(STATED GOAL):
Give the data below again exactly as it stands. Omit the pictures.

□ □ □ □ □ □ □

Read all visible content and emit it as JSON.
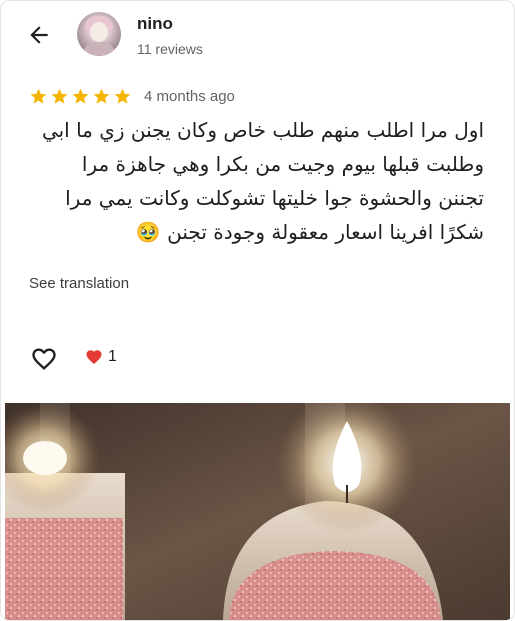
{
  "reviewer": {
    "name": "nino",
    "reviews": "11 reviews"
  },
  "review": {
    "rating": 5,
    "max_rating": 5,
    "time_ago": "4 months ago",
    "lines": [
      "اول مرا اطلب منهم طلب خاص وكان يجنن زي ما ابي",
      "وطلبت قبلها بيوم وجيت من بكرا وهي جاهزة مرا",
      "تجننن والحشوة جوا خليتها تشوكلت وكانت يمي مرا",
      "شكرًا افرينا اسعار معقولة وجودة تجنن 🥹"
    ],
    "see_translation": "See translation"
  },
  "reactions": {
    "heart_count": "1"
  },
  "colors": {
    "star": "#f4b400",
    "heart_reaction": "#e53935",
    "secondary_text": "#5f6368"
  },
  "icons": {
    "back": "arrow-left-icon",
    "like": "heart-outline-icon",
    "reaction": "red-heart-icon"
  }
}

□ □ □ □ □ □ □

(RESPONSE BELOW):
Read all visible content and emit it as JSON.
{
  "reviewer": {
    "name": "nino",
    "reviews": "11 reviews"
  },
  "review": {
    "rating": 5,
    "max_rating": 5,
    "time_ago": "4 months ago",
    "lines": [
      "اول مرا اطلب منهم طلب خاص وكان يجنن زي ما ابي",
      "وطلبت قبلها بيوم وجيت من بكرا وهي جاهزة مرا",
      "تجننن والحشوة جوا خليتها تشوكلت وكانت يمي مرا",
      "شكرًا افرينا اسعار معقولة وجودة تجنن 🥹"
    ],
    "see_translation": "See translation"
  },
  "reactions": {
    "heart_count": "1"
  },
  "colors": {
    "star": "#f4b400",
    "heart_reaction": "#e53935",
    "secondary_text": "#5f6368"
  },
  "icons": {
    "back": "arrow-left-icon",
    "like": "heart-outline-icon",
    "reaction": "red-heart-icon"
  }
}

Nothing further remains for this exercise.